**Direction:**
Find all lines in the records that include the word "JSON", and copy them out.

**Record extracts:**

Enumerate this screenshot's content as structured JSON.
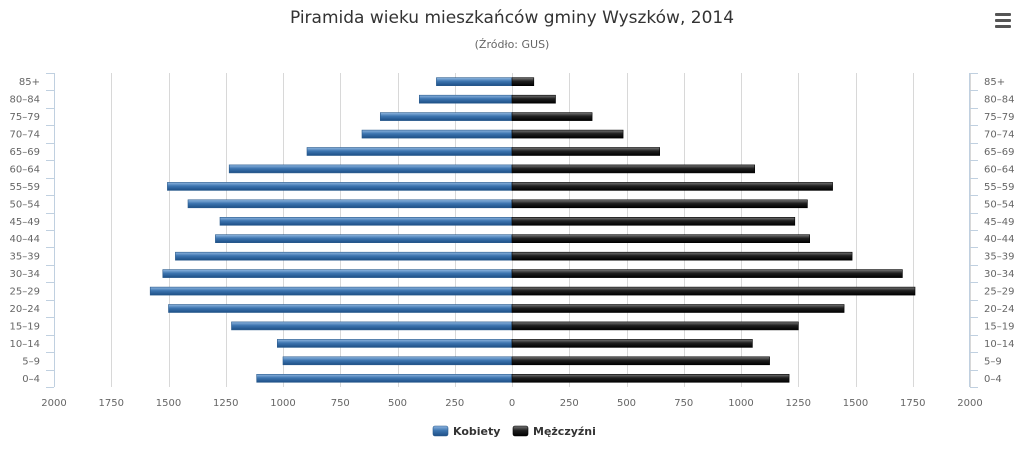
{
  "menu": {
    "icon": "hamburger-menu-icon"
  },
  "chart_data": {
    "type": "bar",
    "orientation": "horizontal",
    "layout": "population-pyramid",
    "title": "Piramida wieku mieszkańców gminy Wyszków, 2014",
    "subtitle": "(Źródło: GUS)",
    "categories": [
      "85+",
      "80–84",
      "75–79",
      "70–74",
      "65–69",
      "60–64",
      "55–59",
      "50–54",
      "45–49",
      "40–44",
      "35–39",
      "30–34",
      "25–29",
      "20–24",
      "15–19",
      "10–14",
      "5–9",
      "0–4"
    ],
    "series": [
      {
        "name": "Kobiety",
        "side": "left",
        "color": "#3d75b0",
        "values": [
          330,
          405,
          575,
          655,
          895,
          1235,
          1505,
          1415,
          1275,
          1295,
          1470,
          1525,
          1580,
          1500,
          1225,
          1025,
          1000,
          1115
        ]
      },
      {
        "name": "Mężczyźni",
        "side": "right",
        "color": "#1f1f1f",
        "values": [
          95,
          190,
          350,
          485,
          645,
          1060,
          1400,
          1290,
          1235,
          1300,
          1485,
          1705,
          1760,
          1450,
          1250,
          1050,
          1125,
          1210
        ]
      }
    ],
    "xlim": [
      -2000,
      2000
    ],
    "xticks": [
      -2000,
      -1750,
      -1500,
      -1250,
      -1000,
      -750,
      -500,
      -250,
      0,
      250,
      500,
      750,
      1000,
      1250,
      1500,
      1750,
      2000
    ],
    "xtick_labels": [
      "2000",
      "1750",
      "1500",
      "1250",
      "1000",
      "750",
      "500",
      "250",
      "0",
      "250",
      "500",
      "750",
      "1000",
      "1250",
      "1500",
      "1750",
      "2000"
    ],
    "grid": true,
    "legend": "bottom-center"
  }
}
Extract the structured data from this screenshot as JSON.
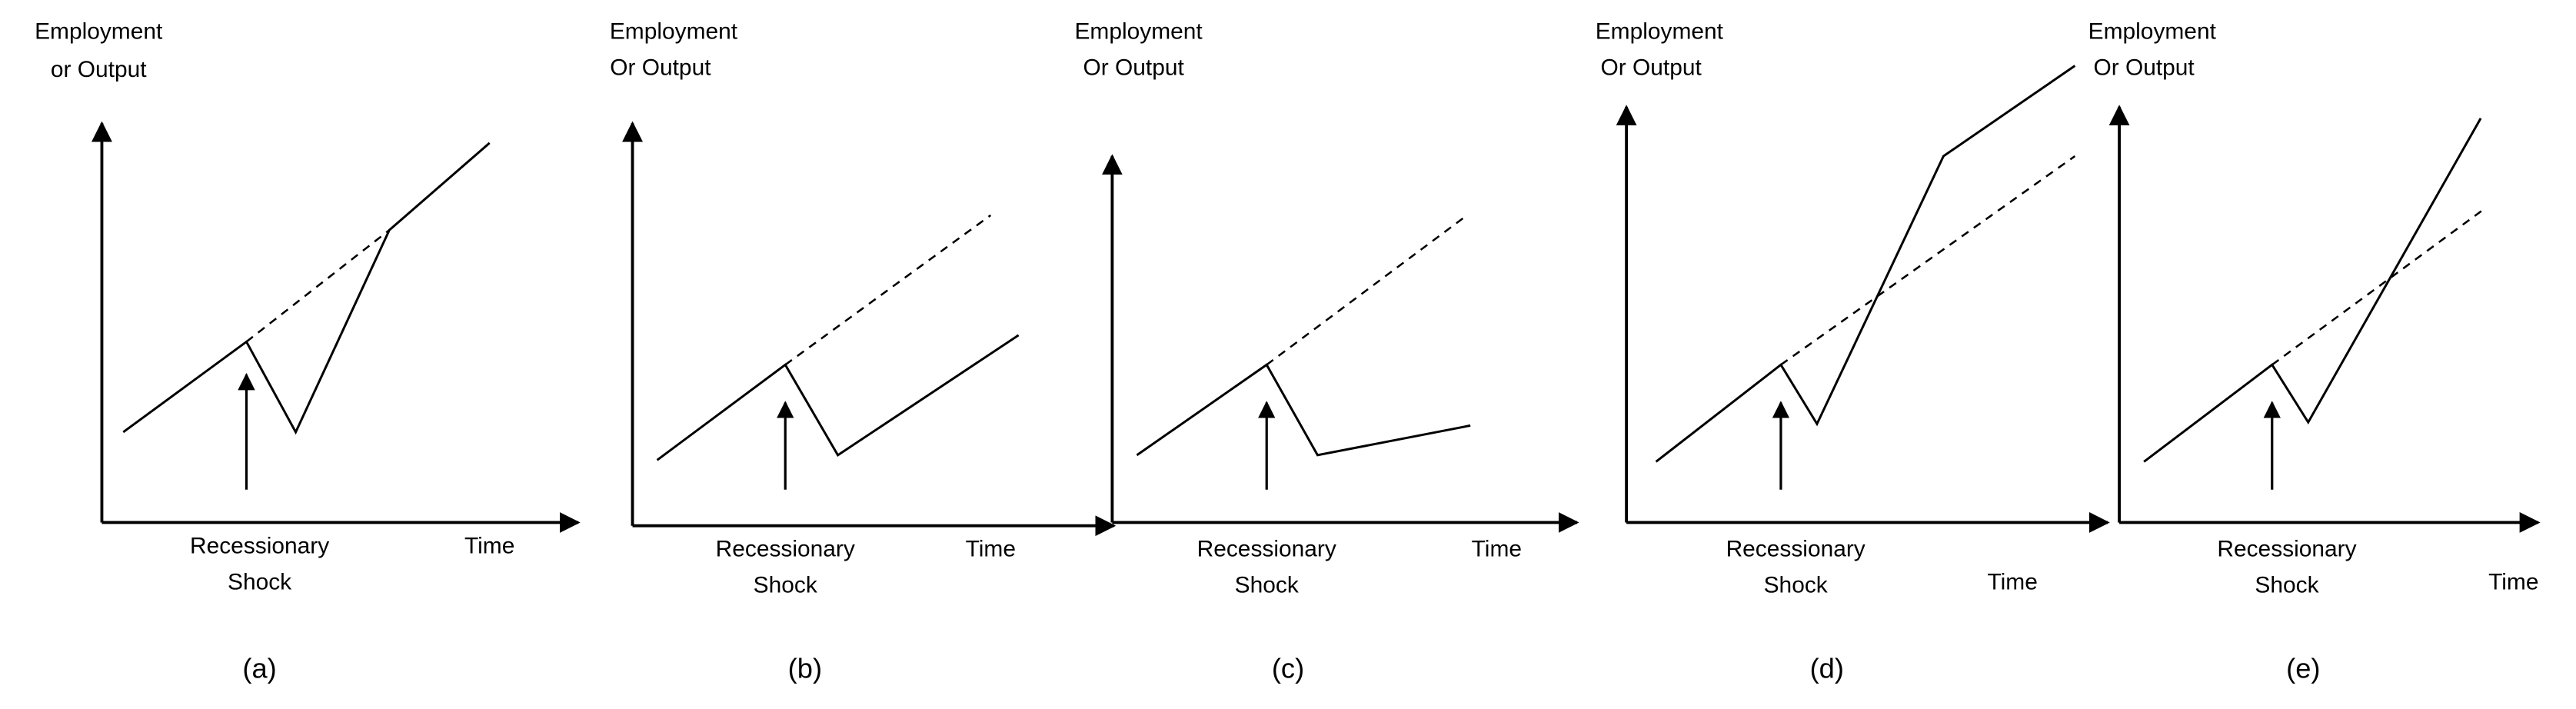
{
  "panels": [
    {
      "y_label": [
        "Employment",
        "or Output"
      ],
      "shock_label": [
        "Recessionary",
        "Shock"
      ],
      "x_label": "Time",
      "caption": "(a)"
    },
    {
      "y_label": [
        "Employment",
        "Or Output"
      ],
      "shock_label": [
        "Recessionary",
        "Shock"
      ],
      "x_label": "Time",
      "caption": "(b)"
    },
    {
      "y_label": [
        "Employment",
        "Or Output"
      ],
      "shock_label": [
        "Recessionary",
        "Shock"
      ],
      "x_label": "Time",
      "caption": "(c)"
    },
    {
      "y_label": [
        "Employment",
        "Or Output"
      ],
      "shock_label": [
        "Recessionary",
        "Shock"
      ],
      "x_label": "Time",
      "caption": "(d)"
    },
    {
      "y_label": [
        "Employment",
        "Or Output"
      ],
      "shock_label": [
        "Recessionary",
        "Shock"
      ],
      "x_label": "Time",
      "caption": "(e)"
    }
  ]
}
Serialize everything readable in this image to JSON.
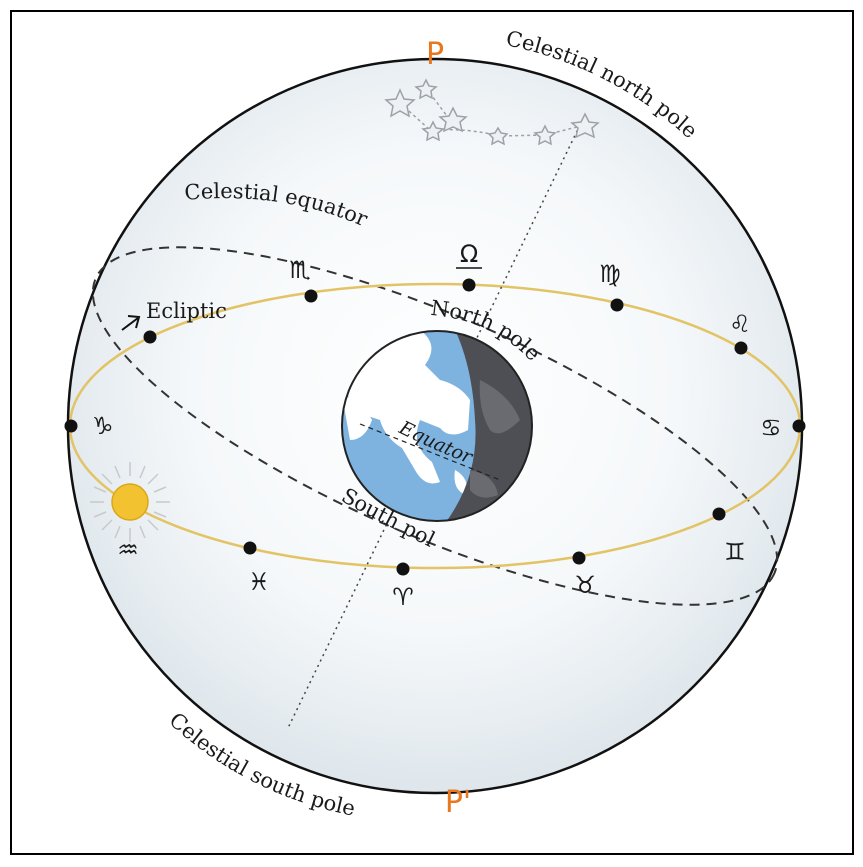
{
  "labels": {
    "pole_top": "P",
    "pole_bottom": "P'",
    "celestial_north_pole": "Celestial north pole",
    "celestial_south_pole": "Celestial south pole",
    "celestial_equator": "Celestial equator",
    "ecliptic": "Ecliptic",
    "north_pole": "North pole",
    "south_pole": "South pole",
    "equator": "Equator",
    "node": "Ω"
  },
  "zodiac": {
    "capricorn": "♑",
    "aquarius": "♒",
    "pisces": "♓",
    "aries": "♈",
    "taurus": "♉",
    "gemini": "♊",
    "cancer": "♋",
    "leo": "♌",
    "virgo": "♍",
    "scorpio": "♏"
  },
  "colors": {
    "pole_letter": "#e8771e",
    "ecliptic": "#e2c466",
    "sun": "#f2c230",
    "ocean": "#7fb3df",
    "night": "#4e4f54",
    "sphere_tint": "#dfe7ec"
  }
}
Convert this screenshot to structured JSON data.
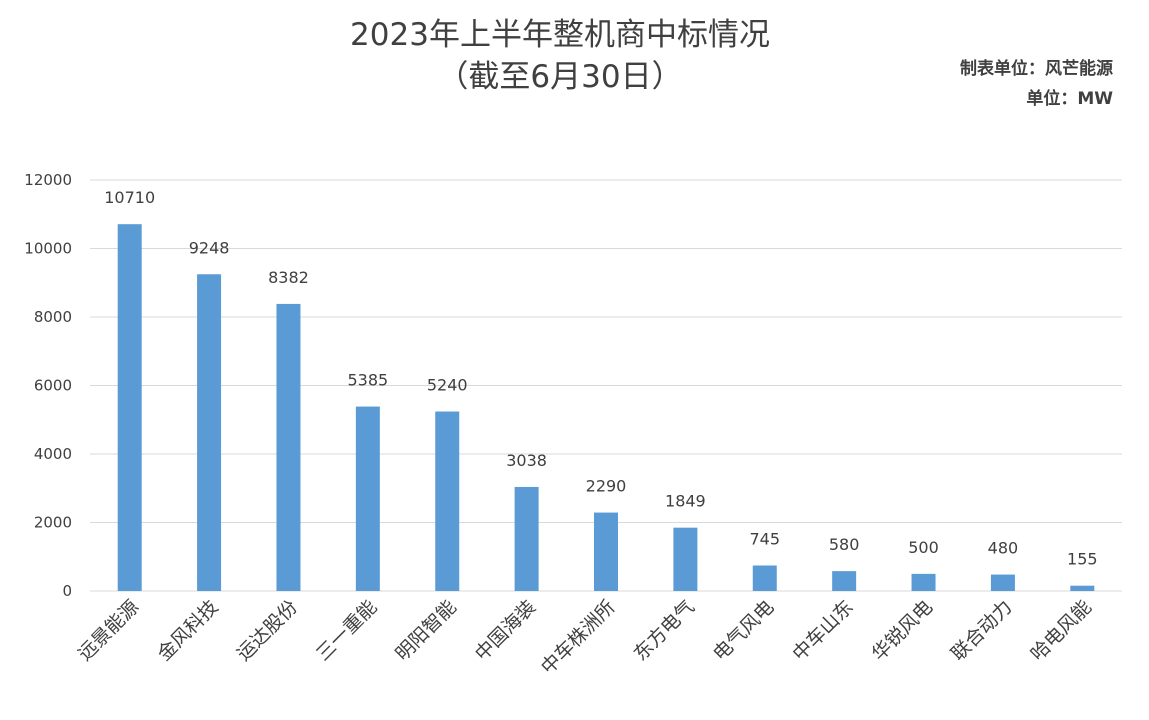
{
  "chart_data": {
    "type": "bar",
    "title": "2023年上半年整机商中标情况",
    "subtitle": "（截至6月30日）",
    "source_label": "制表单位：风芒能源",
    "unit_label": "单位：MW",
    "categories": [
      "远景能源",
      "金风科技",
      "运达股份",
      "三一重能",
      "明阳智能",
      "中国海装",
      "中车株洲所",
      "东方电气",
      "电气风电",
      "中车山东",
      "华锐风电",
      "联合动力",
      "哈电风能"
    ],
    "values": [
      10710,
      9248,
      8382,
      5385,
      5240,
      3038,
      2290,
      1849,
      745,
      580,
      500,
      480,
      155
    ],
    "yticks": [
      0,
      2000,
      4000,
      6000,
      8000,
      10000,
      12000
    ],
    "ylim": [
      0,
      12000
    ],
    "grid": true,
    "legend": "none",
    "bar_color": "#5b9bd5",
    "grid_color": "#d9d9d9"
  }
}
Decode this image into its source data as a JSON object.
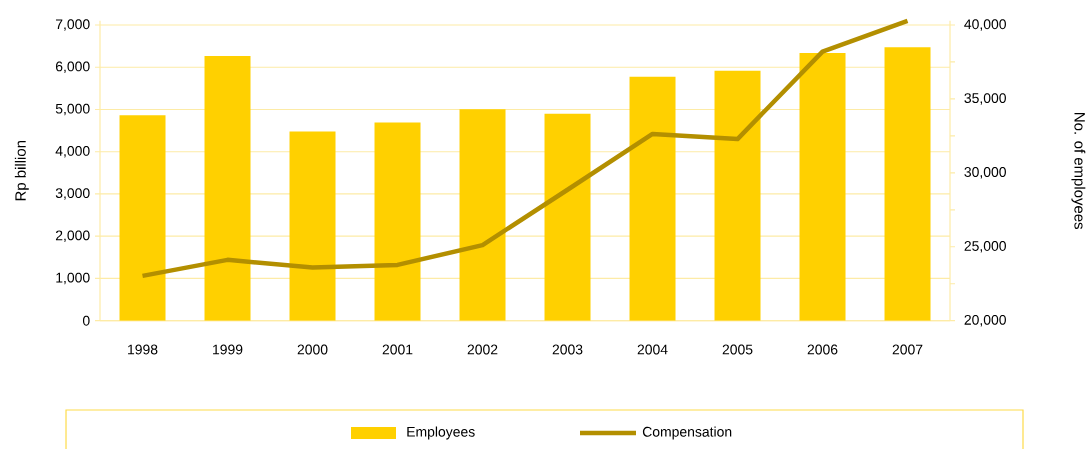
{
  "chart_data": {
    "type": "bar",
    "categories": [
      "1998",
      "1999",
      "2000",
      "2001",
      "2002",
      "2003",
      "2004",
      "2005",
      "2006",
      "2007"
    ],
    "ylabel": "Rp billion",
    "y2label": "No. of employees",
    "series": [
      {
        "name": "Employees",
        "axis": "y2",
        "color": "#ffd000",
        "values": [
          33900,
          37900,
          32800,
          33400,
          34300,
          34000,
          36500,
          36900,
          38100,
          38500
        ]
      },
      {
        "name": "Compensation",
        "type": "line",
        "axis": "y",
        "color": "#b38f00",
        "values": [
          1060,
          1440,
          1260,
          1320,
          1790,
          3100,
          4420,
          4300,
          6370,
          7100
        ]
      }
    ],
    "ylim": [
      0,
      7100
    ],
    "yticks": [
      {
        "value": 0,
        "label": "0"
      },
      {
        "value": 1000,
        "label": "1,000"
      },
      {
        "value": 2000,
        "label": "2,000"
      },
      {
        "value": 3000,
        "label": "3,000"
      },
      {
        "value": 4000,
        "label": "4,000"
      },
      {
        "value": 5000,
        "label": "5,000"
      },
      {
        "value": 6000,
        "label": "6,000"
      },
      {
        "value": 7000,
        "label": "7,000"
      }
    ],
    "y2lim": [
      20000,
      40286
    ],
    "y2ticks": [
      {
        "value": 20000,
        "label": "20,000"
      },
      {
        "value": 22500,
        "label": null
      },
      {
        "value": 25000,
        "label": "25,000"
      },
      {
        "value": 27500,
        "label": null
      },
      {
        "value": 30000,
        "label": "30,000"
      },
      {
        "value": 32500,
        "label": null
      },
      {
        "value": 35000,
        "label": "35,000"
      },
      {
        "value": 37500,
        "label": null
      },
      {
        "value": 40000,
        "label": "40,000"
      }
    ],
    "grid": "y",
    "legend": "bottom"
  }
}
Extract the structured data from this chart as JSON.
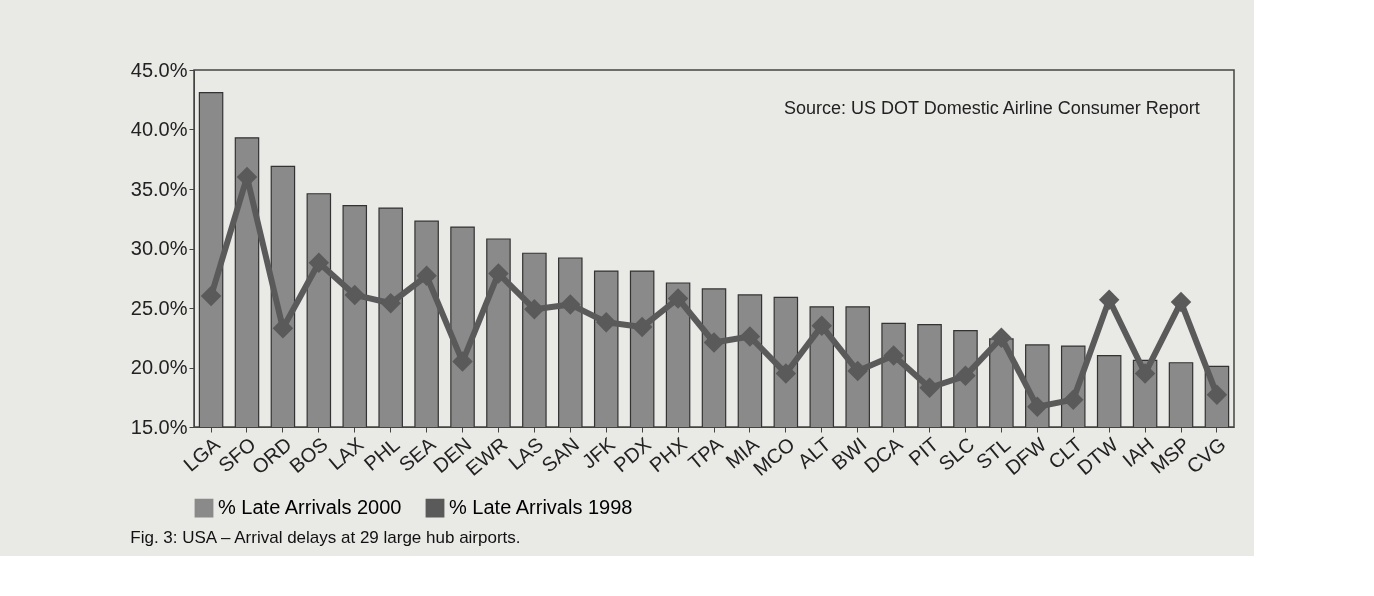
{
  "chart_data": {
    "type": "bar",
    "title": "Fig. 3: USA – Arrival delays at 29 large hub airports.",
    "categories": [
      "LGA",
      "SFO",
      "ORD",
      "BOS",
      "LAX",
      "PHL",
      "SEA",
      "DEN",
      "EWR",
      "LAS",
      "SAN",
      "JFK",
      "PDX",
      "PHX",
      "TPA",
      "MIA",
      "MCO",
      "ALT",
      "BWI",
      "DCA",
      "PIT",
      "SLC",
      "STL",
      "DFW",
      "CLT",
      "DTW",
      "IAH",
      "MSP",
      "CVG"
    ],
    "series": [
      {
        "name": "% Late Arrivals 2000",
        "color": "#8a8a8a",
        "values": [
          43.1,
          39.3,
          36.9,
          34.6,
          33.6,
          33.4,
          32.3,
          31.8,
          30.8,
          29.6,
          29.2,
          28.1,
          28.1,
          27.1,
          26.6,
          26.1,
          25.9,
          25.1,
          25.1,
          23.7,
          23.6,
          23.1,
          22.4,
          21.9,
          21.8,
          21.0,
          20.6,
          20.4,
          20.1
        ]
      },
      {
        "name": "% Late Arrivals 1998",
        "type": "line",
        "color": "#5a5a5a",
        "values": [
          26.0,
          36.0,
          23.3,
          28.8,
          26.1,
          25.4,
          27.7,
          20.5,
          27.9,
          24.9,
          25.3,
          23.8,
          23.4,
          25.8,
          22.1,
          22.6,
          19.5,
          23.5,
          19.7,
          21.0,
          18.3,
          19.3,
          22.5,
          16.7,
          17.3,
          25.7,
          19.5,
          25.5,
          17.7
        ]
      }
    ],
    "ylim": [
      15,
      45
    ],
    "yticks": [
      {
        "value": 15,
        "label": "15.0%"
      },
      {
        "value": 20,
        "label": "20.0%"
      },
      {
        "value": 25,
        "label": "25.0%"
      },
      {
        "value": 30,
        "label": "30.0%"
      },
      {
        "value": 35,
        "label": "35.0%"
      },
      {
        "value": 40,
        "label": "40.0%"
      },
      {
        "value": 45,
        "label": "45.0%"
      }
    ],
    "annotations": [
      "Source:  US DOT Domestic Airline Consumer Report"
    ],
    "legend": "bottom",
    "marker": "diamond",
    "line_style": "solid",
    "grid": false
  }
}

**Output for this task:**
Enumerate this screenshot's content as structured JSON.
Extract the structured data from this screenshot as JSON.
Serialize everything readable in this image to JSON.
Convert this screenshot to structured JSON data.
Decode this image into its source data as a JSON object.
Extract the structured data from this chart as JSON.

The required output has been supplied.